# [Task to carry out]
Retype exactly the lines from the line with "Convert this screenshot" to the end of the data, keeping both boundary lines.

Extracted records
Begin

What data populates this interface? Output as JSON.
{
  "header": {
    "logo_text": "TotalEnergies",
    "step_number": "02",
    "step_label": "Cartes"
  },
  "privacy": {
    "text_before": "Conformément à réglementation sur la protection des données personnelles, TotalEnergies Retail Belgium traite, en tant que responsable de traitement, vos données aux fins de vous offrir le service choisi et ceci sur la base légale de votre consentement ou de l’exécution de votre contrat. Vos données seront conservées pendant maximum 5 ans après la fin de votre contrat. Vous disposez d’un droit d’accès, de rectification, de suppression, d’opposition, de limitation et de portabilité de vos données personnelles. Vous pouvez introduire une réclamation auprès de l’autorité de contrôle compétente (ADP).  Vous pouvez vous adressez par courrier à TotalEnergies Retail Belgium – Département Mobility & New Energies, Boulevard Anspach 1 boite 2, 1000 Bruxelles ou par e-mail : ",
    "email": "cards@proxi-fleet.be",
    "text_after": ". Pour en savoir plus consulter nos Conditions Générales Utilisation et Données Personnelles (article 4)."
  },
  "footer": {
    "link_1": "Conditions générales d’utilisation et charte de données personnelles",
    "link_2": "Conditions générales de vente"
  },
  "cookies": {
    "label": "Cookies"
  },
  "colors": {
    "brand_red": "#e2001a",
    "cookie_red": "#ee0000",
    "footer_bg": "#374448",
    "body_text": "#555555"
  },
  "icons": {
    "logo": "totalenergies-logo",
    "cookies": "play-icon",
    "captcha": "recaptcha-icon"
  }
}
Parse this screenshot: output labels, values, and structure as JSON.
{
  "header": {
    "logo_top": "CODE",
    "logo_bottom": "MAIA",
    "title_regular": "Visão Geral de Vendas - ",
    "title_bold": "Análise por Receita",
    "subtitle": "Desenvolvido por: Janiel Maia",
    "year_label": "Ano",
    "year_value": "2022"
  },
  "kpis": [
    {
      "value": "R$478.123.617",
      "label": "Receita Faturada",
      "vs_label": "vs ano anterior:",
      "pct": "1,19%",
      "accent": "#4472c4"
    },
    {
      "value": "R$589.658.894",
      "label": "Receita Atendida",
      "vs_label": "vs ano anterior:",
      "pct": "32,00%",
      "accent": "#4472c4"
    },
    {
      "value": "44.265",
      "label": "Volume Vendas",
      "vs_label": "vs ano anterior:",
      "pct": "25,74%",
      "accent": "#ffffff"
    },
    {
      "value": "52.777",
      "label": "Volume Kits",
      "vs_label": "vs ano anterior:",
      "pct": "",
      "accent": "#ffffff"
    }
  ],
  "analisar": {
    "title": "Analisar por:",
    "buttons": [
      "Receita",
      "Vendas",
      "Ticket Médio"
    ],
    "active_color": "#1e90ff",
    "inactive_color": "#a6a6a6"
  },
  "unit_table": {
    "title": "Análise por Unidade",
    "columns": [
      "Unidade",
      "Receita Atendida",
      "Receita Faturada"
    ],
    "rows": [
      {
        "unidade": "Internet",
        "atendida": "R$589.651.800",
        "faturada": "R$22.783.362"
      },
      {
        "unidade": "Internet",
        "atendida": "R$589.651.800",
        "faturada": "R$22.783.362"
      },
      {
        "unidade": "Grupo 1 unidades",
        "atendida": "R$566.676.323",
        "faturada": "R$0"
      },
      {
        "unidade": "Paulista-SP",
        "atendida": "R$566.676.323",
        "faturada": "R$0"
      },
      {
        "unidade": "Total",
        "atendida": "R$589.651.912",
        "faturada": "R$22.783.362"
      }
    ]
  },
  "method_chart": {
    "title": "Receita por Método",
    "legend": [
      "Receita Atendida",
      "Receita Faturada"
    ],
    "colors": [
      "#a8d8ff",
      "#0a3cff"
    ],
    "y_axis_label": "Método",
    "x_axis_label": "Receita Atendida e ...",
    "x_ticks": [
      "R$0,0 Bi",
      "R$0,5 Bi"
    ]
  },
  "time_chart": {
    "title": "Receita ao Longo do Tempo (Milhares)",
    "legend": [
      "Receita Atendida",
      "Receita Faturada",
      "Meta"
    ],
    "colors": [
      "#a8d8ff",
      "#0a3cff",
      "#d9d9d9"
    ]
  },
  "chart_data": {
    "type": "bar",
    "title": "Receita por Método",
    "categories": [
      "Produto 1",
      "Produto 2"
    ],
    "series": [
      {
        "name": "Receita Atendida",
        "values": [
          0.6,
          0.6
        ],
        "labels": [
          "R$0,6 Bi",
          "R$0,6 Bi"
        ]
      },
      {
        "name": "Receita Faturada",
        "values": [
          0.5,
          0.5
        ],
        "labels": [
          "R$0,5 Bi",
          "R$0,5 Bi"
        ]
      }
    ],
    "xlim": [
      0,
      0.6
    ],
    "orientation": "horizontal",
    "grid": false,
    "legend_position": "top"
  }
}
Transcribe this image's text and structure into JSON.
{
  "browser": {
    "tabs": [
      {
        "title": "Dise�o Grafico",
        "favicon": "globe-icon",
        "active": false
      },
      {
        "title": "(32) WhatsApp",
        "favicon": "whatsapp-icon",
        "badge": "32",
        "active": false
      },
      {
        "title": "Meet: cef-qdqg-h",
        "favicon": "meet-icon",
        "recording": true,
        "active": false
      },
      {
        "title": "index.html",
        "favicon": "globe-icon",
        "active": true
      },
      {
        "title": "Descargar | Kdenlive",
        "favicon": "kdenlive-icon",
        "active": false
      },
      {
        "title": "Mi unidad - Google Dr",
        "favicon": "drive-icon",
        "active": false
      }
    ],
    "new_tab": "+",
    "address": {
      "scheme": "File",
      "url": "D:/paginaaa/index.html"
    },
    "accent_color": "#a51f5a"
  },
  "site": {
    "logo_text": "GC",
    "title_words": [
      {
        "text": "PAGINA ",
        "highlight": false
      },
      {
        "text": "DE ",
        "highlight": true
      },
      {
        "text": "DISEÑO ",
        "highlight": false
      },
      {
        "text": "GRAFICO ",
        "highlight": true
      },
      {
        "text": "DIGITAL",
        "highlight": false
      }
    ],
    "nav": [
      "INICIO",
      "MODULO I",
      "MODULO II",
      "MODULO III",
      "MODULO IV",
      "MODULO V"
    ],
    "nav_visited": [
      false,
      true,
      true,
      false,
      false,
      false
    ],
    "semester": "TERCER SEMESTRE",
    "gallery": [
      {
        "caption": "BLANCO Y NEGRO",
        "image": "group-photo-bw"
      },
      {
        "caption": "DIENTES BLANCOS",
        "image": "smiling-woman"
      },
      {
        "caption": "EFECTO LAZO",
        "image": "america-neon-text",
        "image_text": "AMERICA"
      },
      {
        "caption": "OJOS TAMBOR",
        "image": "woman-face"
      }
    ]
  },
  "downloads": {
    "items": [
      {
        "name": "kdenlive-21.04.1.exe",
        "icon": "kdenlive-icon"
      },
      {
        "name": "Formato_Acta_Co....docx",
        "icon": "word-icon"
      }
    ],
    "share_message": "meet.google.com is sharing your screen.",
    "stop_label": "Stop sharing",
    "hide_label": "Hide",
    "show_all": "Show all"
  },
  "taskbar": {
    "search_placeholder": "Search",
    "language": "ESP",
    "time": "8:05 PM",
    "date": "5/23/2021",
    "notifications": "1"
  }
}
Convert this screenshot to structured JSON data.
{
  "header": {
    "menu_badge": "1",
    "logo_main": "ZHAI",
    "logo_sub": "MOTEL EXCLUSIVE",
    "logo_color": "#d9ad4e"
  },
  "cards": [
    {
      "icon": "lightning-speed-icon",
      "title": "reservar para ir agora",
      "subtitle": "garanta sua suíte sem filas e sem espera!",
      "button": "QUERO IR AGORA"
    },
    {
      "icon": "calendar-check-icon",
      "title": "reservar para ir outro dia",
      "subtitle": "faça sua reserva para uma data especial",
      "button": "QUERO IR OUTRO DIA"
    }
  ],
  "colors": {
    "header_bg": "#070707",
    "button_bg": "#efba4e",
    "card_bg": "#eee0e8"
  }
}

End

# [Reply]
Convert this screenshot to structured JSON data.
{
  "header": {
    "menu_badge": "1",
    "logo_main": "ZHAI",
    "logo_sub": "MOTEL EXCLUSIVE",
    "logo_color": "#d9ad4e"
  },
  "cards": [
    {
      "icon": "lightning-speed-icon",
      "title": "reservar para ir agora",
      "subtitle": "garanta sua suíte sem filas e sem espera!",
      "button": "QUERO IR AGORA"
    },
    {
      "icon": "calendar-check-icon",
      "title": "reservar para ir outro dia",
      "subtitle": "faça sua reserva para uma data especial",
      "button": "QUERO IR OUTRO DIA"
    }
  ],
  "colors": {
    "header_bg": "#070707",
    "button_bg": "#efba4e",
    "card_bg": "#eee0e8"
  }
}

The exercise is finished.